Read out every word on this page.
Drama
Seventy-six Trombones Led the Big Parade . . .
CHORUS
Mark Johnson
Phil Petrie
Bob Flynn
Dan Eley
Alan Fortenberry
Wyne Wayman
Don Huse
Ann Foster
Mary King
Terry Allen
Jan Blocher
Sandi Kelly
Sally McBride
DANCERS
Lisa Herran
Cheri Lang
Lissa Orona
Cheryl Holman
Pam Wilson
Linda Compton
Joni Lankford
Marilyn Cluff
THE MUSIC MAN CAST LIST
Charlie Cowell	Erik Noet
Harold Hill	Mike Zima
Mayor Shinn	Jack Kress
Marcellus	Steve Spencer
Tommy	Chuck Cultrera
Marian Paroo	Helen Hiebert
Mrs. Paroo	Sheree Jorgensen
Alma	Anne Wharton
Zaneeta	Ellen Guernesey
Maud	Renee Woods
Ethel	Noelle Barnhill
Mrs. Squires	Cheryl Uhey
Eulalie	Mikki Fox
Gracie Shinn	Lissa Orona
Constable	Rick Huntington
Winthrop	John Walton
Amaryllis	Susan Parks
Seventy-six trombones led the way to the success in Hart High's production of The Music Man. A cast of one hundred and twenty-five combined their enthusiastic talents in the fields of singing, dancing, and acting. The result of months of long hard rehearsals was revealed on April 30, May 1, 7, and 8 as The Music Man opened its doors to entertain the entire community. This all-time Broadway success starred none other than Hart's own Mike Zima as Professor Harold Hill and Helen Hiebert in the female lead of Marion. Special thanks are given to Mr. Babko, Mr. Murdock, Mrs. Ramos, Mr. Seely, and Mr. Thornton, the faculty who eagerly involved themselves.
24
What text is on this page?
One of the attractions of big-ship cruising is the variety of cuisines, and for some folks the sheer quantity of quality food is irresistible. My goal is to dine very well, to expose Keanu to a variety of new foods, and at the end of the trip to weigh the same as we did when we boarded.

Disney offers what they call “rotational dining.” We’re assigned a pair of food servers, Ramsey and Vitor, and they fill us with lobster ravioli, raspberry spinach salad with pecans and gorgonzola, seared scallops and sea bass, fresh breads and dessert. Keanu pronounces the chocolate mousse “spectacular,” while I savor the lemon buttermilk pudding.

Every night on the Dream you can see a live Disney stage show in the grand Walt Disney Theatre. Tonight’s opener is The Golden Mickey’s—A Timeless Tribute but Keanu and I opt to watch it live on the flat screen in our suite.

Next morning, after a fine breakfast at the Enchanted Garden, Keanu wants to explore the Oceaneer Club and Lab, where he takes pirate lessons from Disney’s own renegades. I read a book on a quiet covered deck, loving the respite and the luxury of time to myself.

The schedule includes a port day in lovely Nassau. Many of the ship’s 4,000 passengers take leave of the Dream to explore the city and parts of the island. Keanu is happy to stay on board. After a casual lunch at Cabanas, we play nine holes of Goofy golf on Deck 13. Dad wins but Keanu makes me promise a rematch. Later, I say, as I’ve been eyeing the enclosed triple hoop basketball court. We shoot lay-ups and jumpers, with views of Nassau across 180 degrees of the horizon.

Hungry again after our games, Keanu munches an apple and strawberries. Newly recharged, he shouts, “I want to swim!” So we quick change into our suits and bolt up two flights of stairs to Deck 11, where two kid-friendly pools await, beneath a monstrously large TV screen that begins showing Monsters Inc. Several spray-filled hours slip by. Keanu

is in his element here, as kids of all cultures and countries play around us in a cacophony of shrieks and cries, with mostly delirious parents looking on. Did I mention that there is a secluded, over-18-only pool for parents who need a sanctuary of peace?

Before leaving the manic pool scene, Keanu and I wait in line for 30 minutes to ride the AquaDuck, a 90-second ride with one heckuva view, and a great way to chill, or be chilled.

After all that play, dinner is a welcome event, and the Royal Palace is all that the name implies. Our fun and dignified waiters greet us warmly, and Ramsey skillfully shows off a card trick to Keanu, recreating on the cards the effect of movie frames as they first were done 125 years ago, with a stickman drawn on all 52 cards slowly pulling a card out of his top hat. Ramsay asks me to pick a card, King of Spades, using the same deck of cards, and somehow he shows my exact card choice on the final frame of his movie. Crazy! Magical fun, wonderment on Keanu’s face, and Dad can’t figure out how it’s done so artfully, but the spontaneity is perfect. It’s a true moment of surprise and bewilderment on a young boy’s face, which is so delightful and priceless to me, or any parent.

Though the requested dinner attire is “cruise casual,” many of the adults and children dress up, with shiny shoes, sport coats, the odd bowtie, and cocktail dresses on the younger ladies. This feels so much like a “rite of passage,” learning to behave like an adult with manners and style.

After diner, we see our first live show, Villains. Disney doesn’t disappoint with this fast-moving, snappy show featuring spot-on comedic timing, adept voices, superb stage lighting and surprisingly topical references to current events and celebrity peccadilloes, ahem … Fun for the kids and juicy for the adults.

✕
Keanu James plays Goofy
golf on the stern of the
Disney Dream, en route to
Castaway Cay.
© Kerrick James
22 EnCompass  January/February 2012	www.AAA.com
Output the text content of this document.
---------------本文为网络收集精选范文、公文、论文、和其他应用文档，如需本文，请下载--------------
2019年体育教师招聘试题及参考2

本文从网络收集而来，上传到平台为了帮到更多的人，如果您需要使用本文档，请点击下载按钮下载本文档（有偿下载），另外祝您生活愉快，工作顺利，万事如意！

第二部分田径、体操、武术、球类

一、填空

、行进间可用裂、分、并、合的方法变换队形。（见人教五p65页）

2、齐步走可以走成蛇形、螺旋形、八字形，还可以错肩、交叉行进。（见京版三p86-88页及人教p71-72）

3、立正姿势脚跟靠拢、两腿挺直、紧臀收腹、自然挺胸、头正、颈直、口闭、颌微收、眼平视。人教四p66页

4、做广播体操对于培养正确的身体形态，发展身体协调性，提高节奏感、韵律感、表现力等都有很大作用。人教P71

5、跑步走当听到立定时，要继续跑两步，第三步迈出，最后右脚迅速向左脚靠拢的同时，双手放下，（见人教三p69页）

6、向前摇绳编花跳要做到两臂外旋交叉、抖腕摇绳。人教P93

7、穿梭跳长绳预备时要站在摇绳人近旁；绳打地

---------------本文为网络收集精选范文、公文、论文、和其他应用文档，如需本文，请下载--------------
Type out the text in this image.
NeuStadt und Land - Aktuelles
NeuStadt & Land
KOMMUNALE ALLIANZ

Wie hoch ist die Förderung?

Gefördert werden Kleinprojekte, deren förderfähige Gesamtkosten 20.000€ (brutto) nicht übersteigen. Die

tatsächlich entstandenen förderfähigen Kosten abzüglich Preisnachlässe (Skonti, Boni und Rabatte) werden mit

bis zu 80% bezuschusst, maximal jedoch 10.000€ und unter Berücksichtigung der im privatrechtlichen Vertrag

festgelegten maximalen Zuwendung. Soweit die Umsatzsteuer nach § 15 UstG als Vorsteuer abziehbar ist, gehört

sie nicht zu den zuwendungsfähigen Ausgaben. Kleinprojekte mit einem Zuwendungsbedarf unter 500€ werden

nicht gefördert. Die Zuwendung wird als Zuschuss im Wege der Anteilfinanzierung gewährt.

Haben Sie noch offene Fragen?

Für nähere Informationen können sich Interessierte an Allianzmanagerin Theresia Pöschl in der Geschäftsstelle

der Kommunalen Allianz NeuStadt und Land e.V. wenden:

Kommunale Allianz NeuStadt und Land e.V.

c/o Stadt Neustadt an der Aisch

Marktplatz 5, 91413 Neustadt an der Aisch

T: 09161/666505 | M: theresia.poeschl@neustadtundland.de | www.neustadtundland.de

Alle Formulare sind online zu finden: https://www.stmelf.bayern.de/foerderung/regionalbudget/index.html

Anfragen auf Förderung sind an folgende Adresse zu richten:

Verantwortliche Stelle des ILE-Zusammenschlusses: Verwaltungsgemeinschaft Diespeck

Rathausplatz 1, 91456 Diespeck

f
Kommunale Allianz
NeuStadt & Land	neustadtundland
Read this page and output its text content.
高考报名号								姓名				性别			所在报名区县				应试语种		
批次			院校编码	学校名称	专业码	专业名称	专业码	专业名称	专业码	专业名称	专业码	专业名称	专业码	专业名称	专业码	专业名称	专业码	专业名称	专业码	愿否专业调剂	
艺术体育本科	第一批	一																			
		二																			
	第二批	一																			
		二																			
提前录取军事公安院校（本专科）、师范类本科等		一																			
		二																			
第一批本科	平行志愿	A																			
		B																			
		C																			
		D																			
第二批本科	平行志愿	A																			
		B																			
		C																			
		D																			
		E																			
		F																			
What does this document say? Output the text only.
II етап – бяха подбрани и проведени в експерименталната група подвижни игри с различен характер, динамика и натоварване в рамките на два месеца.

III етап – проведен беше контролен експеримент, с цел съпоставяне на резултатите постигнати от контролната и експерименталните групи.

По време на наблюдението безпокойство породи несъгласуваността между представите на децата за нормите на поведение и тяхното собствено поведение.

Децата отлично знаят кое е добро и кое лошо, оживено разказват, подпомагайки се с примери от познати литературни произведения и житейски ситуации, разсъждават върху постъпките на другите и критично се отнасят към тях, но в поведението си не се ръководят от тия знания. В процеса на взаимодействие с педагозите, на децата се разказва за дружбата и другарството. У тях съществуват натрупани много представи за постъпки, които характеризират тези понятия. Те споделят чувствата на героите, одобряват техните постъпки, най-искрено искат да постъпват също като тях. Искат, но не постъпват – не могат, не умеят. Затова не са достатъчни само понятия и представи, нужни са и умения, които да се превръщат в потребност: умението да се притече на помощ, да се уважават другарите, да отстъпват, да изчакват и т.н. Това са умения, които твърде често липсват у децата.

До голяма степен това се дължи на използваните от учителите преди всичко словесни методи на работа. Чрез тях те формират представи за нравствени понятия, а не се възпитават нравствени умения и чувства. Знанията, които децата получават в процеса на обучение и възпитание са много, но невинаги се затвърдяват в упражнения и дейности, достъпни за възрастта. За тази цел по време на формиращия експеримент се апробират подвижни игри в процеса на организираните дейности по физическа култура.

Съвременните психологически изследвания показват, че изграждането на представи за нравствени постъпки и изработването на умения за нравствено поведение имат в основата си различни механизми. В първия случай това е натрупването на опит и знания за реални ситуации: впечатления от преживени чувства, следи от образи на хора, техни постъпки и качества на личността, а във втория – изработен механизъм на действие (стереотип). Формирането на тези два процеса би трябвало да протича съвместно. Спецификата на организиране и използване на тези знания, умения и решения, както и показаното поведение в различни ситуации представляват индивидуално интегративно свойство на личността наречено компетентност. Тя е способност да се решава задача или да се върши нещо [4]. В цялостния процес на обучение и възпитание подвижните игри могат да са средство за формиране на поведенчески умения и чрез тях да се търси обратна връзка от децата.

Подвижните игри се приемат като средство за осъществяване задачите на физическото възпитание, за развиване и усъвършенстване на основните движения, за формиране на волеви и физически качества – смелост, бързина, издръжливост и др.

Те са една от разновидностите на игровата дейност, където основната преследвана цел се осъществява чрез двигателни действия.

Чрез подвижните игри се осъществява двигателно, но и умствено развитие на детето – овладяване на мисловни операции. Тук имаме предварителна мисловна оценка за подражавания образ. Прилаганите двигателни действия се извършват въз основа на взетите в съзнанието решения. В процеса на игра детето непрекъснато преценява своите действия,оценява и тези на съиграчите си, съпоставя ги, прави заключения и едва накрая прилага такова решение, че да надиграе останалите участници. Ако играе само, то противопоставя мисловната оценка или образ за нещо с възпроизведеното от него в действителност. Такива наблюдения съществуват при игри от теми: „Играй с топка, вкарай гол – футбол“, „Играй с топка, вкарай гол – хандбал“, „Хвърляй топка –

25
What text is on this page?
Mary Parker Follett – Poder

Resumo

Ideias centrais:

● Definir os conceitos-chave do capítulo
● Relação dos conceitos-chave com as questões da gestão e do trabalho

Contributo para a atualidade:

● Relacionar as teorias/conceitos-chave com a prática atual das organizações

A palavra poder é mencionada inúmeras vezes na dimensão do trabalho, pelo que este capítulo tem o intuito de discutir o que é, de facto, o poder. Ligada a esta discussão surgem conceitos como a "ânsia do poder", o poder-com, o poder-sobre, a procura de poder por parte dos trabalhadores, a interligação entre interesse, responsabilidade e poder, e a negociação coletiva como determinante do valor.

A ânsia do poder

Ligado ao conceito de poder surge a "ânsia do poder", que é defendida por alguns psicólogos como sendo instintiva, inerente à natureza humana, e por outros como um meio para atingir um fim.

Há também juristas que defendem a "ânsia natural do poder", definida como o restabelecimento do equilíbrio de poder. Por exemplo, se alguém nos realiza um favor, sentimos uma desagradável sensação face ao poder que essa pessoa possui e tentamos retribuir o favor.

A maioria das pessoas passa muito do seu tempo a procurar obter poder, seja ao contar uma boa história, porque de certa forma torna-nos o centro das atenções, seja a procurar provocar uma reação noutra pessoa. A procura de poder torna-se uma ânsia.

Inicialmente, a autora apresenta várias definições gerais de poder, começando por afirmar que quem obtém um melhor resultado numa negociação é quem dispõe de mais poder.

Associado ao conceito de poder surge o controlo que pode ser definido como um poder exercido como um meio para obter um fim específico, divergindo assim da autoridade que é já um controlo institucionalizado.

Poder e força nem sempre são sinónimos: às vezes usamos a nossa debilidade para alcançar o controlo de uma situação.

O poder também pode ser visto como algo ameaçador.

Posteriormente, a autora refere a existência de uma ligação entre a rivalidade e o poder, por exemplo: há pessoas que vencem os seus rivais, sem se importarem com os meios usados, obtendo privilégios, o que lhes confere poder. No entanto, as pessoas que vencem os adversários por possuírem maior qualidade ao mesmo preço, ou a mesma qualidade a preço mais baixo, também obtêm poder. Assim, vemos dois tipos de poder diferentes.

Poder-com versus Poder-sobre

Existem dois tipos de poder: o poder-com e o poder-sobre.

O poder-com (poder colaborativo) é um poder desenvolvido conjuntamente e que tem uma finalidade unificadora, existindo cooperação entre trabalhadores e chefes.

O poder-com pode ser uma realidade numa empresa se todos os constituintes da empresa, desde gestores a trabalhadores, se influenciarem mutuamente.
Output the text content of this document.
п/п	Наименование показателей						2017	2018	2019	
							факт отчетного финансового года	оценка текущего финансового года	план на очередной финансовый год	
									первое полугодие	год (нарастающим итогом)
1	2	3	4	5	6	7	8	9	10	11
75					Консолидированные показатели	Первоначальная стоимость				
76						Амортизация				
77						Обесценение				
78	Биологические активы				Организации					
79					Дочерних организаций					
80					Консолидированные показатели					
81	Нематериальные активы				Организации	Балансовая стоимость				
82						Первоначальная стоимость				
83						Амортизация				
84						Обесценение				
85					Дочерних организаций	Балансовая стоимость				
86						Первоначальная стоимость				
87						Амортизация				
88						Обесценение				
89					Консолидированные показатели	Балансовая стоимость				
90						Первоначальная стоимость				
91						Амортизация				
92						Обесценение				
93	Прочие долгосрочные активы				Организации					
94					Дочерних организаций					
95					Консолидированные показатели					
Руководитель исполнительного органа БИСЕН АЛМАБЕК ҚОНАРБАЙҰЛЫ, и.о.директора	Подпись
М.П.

**What to produce**: How many lines in the listing above contain the string "етап"? Answer with the number only.

**The completed task**: 2